Output the records. Match them exactly.
— begin EXERCISE MATERIALS —
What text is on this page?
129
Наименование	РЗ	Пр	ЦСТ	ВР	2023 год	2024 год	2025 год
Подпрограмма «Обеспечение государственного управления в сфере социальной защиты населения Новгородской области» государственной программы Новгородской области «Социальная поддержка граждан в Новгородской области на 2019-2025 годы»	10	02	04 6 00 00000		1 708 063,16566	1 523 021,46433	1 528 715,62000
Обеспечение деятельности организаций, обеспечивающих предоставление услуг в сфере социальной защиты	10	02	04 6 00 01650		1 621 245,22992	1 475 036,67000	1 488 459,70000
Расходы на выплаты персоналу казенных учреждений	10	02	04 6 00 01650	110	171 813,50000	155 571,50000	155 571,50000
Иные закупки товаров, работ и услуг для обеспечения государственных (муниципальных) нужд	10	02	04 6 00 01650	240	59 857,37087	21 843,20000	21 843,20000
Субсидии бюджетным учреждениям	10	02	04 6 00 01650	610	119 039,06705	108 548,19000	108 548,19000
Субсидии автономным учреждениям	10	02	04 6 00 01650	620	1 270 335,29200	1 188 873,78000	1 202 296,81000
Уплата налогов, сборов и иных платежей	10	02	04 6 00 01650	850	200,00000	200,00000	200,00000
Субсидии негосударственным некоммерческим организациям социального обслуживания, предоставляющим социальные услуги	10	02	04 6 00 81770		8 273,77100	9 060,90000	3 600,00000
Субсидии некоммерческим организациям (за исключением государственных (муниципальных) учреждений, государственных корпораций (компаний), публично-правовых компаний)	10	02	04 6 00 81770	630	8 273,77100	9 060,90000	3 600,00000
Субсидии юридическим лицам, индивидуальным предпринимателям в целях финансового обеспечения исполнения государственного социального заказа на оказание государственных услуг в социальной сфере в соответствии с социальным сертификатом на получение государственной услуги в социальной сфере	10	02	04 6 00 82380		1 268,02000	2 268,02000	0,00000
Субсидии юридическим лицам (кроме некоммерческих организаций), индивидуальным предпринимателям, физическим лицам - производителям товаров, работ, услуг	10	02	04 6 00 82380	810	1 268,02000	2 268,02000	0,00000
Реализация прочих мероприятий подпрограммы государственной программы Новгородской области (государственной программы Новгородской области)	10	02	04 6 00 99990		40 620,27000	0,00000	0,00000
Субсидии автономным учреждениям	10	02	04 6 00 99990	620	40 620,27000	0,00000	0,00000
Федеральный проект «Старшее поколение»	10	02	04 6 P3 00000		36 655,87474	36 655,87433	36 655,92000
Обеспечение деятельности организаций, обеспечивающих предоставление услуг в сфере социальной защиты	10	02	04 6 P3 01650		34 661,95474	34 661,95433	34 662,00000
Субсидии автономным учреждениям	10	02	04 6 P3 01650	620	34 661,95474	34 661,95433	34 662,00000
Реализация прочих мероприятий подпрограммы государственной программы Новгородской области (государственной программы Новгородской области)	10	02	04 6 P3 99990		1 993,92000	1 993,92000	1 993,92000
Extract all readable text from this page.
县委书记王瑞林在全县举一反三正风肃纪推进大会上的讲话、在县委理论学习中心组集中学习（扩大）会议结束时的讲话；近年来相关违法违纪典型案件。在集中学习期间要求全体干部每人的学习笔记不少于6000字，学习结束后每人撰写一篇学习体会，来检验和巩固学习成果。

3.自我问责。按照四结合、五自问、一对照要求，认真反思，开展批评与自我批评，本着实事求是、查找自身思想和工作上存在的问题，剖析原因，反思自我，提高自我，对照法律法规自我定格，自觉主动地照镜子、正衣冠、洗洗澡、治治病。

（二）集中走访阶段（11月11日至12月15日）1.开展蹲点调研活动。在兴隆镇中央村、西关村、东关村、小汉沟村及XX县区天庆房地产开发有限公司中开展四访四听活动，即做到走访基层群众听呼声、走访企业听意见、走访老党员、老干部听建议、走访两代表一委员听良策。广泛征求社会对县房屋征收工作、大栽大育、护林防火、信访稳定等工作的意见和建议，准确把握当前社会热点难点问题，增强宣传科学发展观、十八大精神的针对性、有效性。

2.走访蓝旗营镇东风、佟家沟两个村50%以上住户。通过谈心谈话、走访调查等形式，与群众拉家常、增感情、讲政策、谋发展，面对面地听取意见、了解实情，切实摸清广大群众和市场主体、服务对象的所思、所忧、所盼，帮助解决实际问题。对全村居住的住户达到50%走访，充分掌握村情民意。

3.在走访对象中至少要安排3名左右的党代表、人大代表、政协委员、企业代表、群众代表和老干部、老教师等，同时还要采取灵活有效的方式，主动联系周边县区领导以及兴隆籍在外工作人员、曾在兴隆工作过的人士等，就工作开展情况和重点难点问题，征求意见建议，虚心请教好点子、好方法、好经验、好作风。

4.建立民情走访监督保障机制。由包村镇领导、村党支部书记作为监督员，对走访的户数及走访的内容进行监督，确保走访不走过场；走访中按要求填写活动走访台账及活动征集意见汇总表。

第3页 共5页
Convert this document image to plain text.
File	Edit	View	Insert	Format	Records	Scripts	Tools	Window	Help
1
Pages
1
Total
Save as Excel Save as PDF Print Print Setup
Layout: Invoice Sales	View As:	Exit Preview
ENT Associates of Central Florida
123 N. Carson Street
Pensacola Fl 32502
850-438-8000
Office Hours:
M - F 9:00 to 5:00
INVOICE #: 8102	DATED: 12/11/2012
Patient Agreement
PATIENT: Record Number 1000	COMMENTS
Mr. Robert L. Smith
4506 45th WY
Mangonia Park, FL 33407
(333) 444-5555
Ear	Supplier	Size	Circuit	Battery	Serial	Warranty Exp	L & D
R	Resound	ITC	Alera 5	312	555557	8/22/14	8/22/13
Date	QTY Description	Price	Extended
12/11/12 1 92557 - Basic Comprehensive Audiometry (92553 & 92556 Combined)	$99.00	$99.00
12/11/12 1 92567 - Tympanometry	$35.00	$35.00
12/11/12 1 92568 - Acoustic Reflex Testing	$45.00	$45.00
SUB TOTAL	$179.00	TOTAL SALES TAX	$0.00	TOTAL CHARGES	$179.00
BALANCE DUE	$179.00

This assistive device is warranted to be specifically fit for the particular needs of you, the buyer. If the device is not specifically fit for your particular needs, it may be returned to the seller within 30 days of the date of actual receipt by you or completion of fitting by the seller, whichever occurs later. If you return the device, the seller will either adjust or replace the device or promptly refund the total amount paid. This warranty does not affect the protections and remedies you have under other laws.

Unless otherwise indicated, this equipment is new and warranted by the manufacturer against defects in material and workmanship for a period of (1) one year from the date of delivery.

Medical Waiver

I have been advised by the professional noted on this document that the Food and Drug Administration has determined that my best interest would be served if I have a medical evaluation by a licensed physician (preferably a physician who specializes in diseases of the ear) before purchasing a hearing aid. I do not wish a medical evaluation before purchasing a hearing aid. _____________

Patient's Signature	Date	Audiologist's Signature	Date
— end EXERCISE MATERIALS —
SOLUTION TO THIS PROBLEM
What text is on this page?
129
Наименование	РЗ	Пр	ЦСТ	ВР	2023 год	2024 год	2025 год
Подпрограмма «Обеспечение государственного управления в сфере социальной защиты населения Новгородской области» государственной программы Новгородской области «Социальная поддержка граждан в Новгородской области на 2019-2025 годы»	10	02	04 6 00 00000		1 708 063,16566	1 523 021,46433	1 528 715,62000
Обеспечение деятельности организаций, обеспечивающих предоставление услуг в сфере социальной защиты	10	02	04 6 00 01650		1 621 245,22992	1 475 036,67000	1 488 459,70000
Расходы на выплаты персоналу казенных учреждений	10	02	04 6 00 01650	110	171 813,50000	155 571,50000	155 571,50000
Иные закупки товаров, работ и услуг для обеспечения государственных (муниципальных) нужд	10	02	04 6 00 01650	240	59 857,37087	21 843,20000	21 843,20000
Субсидии бюджетным учреждениям	10	02	04 6 00 01650	610	119 039,06705	108 548,19000	108 548,19000
Субсидии автономным учреждениям	10	02	04 6 00 01650	620	1 270 335,29200	1 188 873,78000	1 202 296,81000
Уплата налогов, сборов и иных платежей	10	02	04 6 00 01650	850	200,00000	200,00000	200,00000
Субсидии негосударственным некоммерческим организациям социального обслуживания, предоставляющим социальные услуги	10	02	04 6 00 81770		8 273,77100	9 060,90000	3 600,00000
Субсидии некоммерческим организациям (за исключением государственных (муниципальных) учреждений, государственных корпораций (компаний), публично-правовых компаний)	10	02	04 6 00 81770	630	8 273,77100	9 060,90000	3 600,00000
Субсидии юридическим лицам, индивидуальным предпринимателям в целях финансового обеспечения исполнения государственного социального заказа на оказание государственных услуг в социальной сфере в соответствии с социальным сертификатом на получение государственной услуги в социальной сфере	10	02	04 6 00 82380		1 268,02000	2 268,02000	0,00000
Субсидии юридическим лицам (кроме некоммерческих организаций), индивидуальным предпринимателям, физическим лицам - производителям товаров, работ, услуг	10	02	04 6 00 82380	810	1 268,02000	2 268,02000	0,00000
Реализация прочих мероприятий подпрограммы государственной программы Новгородской области (государственной программы Новгородской области)	10	02	04 6 00 99990		40 620,27000	0,00000	0,00000
Субсидии автономным учреждениям	10	02	04 6 00 99990	620	40 620,27000	0,00000	0,00000
Федеральный проект «Старшее поколение»	10	02	04 6 P3 00000		36 655,87474	36 655,87433	36 655,92000
Обеспечение деятельности организаций, обеспечивающих предоставление услуг в сфере социальной защиты	10	02	04 6 P3 01650		34 661,95474	34 661,95433	34 662,00000
Субсидии автономным учреждениям	10	02	04 6 P3 01650	620	34 661,95474	34 661,95433	34 662,00000
Реализация прочих мероприятий подпрограммы государственной программы Новгородской области (государственной программы Новгородской области)	10	02	04 6 P3 99990		1 993,92000	1 993,92000	1 993,92000
Extract all readable text from this page.
县委书记王瑞林在全县举一反三正风肃纪推进大会上的讲话、在县委理论学习中心组集中学习（扩大）会议结束时的讲话；近年来相关违法违纪典型案件。在集中学习期间要求全体干部每人的学习笔记不少于6000字，学习结束后每人撰写一篇学习体会，来检验和巩固学习成果。

3.自我问责。按照四结合、五自问、一对照要求，认真反思，开展批评与自我批评，本着实事求是、查找自身思想和工作上存在的问题，剖析原因，反思自我，提高自我，对照法律法规自我定格，自觉主动地照镜子、正衣冠、洗洗澡、治治病。

（二）集中走访阶段（11月11日至12月15日）1.开展蹲点调研活动。在兴隆镇中央村、西关村、东关村、小汉沟村及XX县区天庆房地产开发有限公司中开展四访四听活动，即做到走访基层群众听呼声、走访企业听意见、走访老党员、老干部听建议、走访两代表一委员听良策。广泛征求社会对县房屋征收工作、大栽大育、护林防火、信访稳定等工作的意见和建议，准确把握当前社会热点难点问题，增强宣传科学发展观、十八大精神的针对性、有效性。

2.走访蓝旗营镇东风、佟家沟两个村50%以上住户。通过谈心谈话、走访调查等形式，与群众拉家常、增感情、讲政策、谋发展，面对面地听取意见、了解实情，切实摸清广大群众和市场主体、服务对象的所思、所忧、所盼，帮助解决实际问题。对全村居住的住户达到50%走访，充分掌握村情民意。

3.在走访对象中至少要安排3名左右的党代表、人大代表、政协委员、企业代表、群众代表和老干部、老教师等，同时还要采取灵活有效的方式，主动联系周边县区领导以及兴隆籍在外工作人员、曾在兴隆工作过的人士等，就工作开展情况和重点难点问题，征求意见建议，虚心请教好点子、好方法、好经验、好作风。

4.建立民情走访监督保障机制。由包村镇领导、村党支部书记作为监督员，对走访的户数及走访的内容进行监督，确保走访不走过场；走访中按要求填写活动走访台账及活动征集意见汇总表。

第3页 共5页
Convert this document image to plain text.
File	Edit	View	Insert	Format	Records	Scripts	Tools	Window	Help
1
Pages
1
Total
Save as Excel Save as PDF Print Print Setup
Layout: Invoice Sales	View As:	Exit Preview
ENT Associates of Central Florida
123 N. Carson Street
Pensacola Fl 32502
850-438-8000
Office Hours:
M - F 9:00 to 5:00
INVOICE #: 8102	DATED: 12/11/2012
Patient Agreement
PATIENT: Record Number 1000	COMMENTS
Mr. Robert L. Smith
4506 45th WY
Mangonia Park, FL 33407
(333) 444-5555
Ear	Supplier	Size	Circuit	Battery	Serial	Warranty Exp	L & D
R	Resound	ITC	Alera 5	312	555557	8/22/14	8/22/13
Date	QTY Description	Price	Extended
12/11/12 1 92557 - Basic Comprehensive Audiometry (92553 & 92556 Combined)	$99.00	$99.00
12/11/12 1 92567 - Tympanometry	$35.00	$35.00
12/11/12 1 92568 - Acoustic Reflex Testing	$45.00	$45.00
SUB TOTAL	$179.00	TOTAL SALES TAX	$0.00	TOTAL CHARGES	$179.00
BALANCE DUE	$179.00

This assistive device is warranted to be specifically fit for the particular needs of you, the buyer. If the device is not specifically fit for your particular needs, it may be returned to the seller within 30 days of the date of actual receipt by you or completion of fitting by the seller, whichever occurs later. If you return the device, the seller will either adjust or replace the device or promptly refund the total amount paid. This warranty does not affect the protections and remedies you have under other laws.

Unless otherwise indicated, this equipment is new and warranted by the manufacturer against defects in material and workmanship for a period of (1) one year from the date of delivery.

Medical Waiver

I have been advised by the professional noted on this document that the Food and Drug Administration has determined that my best interest would be served if I have a medical evaluation by a licensed physician (preferably a physician who specializes in diseases of the ear) before purchasing a hearing aid. I do not wish a medical evaluation before purchasing a hearing aid. _____________

Patient's Signature	Date	Audiologist's Signature	Date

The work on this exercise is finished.